▸ THE REQUEST
Reproduce the following listing verbatim, line for line, without altering any wording, numbers or punctuation.

━━ STORED ROWS ━━

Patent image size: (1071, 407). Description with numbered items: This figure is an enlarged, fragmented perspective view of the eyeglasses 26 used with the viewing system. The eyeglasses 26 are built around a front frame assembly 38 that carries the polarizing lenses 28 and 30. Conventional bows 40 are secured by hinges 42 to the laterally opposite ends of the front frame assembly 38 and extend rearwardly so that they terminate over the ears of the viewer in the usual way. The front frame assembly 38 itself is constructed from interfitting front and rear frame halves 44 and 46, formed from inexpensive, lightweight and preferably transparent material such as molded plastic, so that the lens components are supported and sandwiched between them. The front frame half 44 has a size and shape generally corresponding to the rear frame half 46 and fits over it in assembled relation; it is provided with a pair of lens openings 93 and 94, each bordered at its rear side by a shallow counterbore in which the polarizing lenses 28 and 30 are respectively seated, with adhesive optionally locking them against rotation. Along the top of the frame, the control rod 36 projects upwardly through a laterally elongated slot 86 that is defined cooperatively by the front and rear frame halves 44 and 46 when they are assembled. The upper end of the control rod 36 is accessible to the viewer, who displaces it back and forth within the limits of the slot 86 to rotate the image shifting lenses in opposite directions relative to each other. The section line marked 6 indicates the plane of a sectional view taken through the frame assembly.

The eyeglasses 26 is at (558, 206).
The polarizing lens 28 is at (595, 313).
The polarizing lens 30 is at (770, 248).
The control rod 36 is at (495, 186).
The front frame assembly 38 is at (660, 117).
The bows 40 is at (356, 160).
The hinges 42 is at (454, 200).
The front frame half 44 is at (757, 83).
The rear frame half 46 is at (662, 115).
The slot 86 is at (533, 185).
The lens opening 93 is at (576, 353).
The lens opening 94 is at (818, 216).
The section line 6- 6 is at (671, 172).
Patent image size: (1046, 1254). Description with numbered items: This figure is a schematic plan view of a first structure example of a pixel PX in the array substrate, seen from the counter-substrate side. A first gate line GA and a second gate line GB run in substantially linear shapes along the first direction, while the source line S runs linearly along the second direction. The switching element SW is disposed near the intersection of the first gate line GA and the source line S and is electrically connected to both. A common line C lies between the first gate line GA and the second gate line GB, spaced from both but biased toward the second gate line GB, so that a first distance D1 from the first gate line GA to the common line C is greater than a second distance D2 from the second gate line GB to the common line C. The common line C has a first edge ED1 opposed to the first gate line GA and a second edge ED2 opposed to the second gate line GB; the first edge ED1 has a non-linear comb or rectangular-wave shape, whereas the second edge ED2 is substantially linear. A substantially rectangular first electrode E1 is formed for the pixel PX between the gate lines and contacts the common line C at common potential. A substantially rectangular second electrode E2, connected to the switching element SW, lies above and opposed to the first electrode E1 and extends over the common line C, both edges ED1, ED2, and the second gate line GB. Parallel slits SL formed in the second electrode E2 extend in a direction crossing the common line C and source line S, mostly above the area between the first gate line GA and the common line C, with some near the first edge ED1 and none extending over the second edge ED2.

━━━

▸ WORKED ANSWER
Patent image size: (1071, 407). Description with numbered items: This figure is an enlarged, fragmented perspective view of the eyeglasses 26 used with the viewing system. The eyeglasses 26 are built around a front frame assembly 38 that carries the polarizing lenses 28 and 30. Conventional bows 40 are secured by hinges 42 to the laterally opposite ends of the front frame assembly 38 and extend rearwardly so that they terminate over the ears of the viewer in the usual way. The front frame assembly 38 itself is constructed from interfitting front and rear frame halves 44 and 46, formed from inexpensive, lightweight and preferably transparent material such as molded plastic, so that the lens components are supported and sandwiched between them. The front frame half 44 has a size and shape generally corresponding to the rear frame half 46 and fits over it in assembled relation; it is provided with a pair of lens openings 93 and 94, each bordered at its rear side by a shallow counterbore in which the polarizing lenses 28 and 30 are respectively seated, with adhesive optionally locking them against rotation. Along the top of the frame, the control rod 36 projects upwardly through a laterally elongated slot 86 that is defined cooperatively by the front and rear frame halves 44 and 46 when they are assembled. The upper end of the control rod 36 is accessible to the viewer, who displaces it back and forth within the limits of the slot 86 to rotate the image shifting lenses in opposite directions relative to each other. The section line marked 6 indicates the plane of a sectional view taken through the frame assembly.

The eyeglasses 26 is at (558, 206).
The polarizing lens 28 is at (595, 313).
The polarizing lens 30 is at (770, 248).
The control rod 36 is at (495, 186).
The front frame assembly 38 is at (660, 117).
The bows 40 is at (356, 160).
The hinges 42 is at (454, 200).
The front frame half 44 is at (757, 83).
The rear frame half 46 is at (662, 115).
The slot 86 is at (533, 185).
The lens opening 93 is at (576, 353).
The lens opening 94 is at (818, 216).
The section line 6- 6 is at (671, 172).
Patent image size: (1046, 1254). Description with numbered items: This figure is a schematic plan view of a first structure example of a pixel PX in the array substrate, seen from the counter-substrate side. A first gate line GA and a second gate line GB run in substantially linear shapes along the first direction, while the source line S runs linearly along the second direction. The switching element SW is disposed near the intersection of the first gate line GA and the source line S and is electrically connected to both. A common line C lies between the first gate line GA and the second gate line GB, spaced from both but biased toward the second gate line GB, so that a first distance D1 from the first gate line GA to the common line C is greater than a second distance D2 from the second gate line GB to the common line C. The common line C has a first edge ED1 opposed to the first gate line GA and a second edge ED2 opposed to the second gate line GB; the first edge ED1 has a non-linear comb or rectangular-wave shape, whereas the second edge ED2 is substantially linear. A substantially rectangular first electrode E1 is formed for the pixel PX between the gate lines and contacts the common line C at common potential. A substantially rectangular second electrode E2, connected to the switching element SW, lies above and opposed to the first electrode E1 and extends over the common line C, both edges ED1, ED2, and the second gate line GB. Parallel slits SL formed in the second electrode E2 extend in a direction crossing the common line C and source line S, mostly above the area between the first gate line GA and the common line C, with some near the first edge ED1 and none extending over the second edge ED2.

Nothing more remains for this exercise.